** Begin Data to use **
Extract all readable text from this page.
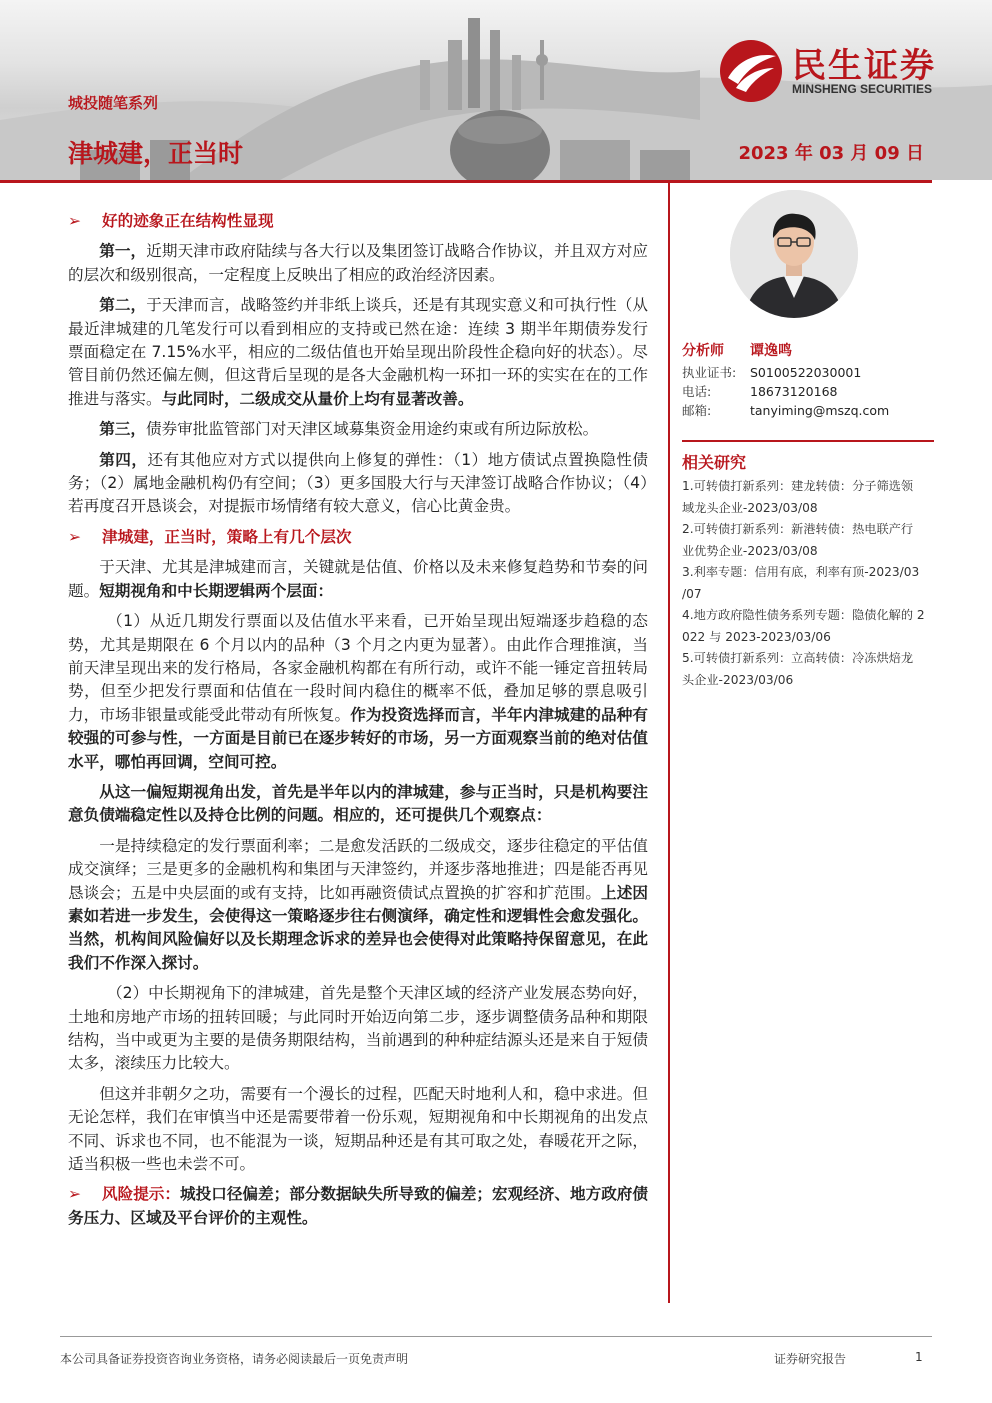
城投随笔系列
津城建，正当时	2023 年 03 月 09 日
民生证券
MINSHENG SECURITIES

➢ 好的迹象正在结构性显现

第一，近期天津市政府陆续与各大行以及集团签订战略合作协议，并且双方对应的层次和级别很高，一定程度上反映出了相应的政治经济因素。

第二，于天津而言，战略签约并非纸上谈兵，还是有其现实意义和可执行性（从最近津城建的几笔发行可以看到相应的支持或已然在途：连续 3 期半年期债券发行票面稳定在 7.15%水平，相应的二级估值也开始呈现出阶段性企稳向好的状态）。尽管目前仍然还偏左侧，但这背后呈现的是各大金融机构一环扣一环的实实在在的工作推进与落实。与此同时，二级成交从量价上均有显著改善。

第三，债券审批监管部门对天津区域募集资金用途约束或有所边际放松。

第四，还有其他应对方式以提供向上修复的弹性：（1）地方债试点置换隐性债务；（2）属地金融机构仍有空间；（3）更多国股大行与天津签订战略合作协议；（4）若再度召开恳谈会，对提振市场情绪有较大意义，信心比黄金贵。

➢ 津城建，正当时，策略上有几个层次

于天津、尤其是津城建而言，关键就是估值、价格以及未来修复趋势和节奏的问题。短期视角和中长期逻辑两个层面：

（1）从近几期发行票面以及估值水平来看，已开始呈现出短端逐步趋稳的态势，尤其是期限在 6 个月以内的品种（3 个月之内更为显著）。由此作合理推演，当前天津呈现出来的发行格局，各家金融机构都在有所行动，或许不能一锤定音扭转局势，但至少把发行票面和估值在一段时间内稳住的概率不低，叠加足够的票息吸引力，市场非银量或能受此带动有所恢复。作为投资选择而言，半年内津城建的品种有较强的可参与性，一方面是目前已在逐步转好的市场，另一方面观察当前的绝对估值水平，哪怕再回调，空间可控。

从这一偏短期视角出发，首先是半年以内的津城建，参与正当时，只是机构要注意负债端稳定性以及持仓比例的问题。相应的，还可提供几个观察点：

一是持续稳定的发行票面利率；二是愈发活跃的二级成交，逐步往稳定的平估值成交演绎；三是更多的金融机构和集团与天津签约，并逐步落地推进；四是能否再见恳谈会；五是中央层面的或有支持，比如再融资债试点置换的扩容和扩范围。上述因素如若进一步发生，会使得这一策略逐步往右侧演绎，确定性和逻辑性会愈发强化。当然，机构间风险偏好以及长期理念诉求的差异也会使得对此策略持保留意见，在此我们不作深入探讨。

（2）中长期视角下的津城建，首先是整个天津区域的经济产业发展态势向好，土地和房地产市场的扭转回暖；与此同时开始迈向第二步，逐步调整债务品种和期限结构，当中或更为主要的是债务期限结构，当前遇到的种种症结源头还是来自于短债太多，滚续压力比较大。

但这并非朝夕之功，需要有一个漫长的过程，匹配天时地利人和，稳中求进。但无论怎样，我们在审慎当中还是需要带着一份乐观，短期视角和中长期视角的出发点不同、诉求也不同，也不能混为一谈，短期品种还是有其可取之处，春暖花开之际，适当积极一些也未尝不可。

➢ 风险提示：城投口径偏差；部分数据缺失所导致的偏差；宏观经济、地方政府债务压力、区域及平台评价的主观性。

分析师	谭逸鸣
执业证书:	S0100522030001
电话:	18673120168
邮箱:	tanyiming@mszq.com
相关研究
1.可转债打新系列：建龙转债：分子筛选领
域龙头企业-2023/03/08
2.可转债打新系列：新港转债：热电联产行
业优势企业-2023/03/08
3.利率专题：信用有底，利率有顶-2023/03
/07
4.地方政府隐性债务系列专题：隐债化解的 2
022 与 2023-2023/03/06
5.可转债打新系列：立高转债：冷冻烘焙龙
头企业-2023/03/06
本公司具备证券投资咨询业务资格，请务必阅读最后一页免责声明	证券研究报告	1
** End Data to use **
** Begin Data to use **
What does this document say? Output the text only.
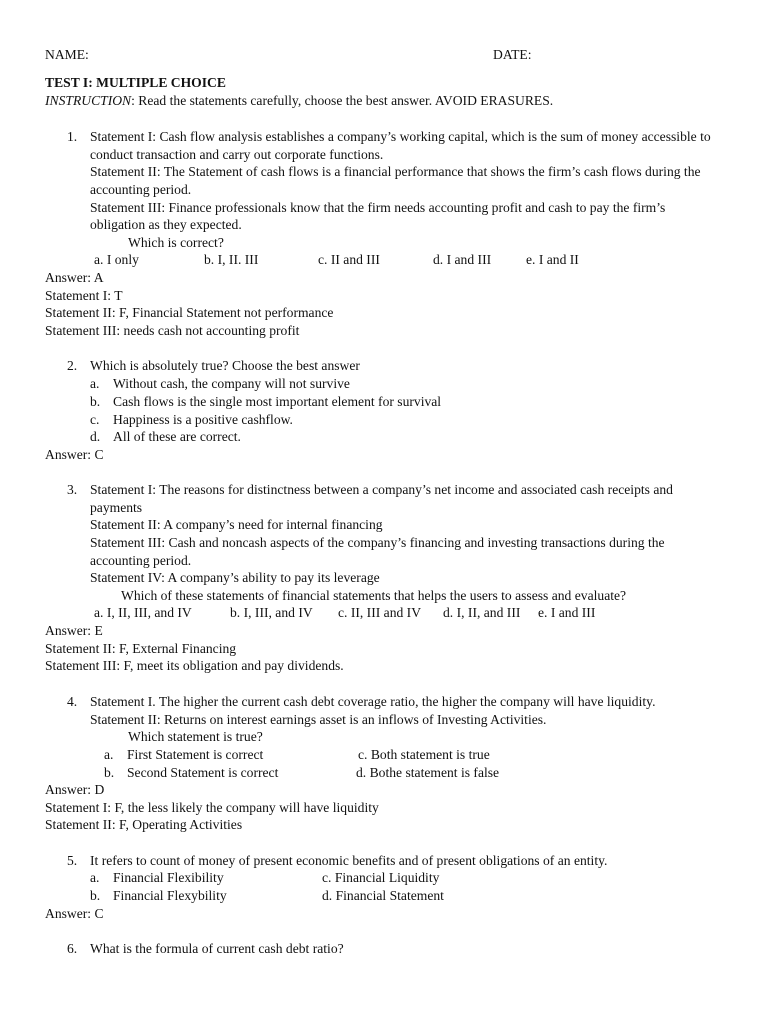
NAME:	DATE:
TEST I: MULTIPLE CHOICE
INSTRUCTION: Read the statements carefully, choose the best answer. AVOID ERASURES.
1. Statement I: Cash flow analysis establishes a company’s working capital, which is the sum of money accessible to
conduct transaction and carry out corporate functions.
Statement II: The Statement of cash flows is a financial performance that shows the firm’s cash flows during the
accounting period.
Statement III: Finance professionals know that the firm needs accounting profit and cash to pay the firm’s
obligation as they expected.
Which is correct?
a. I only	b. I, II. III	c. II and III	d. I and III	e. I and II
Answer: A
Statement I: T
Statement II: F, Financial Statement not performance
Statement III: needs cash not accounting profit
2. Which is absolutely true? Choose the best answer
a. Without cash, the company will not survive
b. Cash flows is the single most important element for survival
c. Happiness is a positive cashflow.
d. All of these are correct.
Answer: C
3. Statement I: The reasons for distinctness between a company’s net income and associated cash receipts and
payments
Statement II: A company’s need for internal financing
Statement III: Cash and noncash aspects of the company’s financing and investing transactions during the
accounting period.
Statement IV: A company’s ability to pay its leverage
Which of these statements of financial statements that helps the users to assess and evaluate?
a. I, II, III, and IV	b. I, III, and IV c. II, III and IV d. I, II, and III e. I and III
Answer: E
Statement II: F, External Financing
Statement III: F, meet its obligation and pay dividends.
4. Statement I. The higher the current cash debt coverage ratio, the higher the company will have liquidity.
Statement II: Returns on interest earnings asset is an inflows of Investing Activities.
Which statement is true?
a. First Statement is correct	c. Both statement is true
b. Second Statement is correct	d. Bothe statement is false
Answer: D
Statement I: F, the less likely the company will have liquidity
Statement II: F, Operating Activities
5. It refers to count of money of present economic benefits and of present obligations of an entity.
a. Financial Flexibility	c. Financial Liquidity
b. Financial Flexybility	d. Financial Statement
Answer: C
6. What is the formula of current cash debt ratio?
** End Data to use **
Given exercise: Reproduce each line of the material containing the word "firm".

Exercise result:
Statement II: The Statement of cash flows is a financial performance that shows the firm’s cash flows during the
Statement III: Finance professionals know that the firm needs accounting profit and cash to pay the firm’s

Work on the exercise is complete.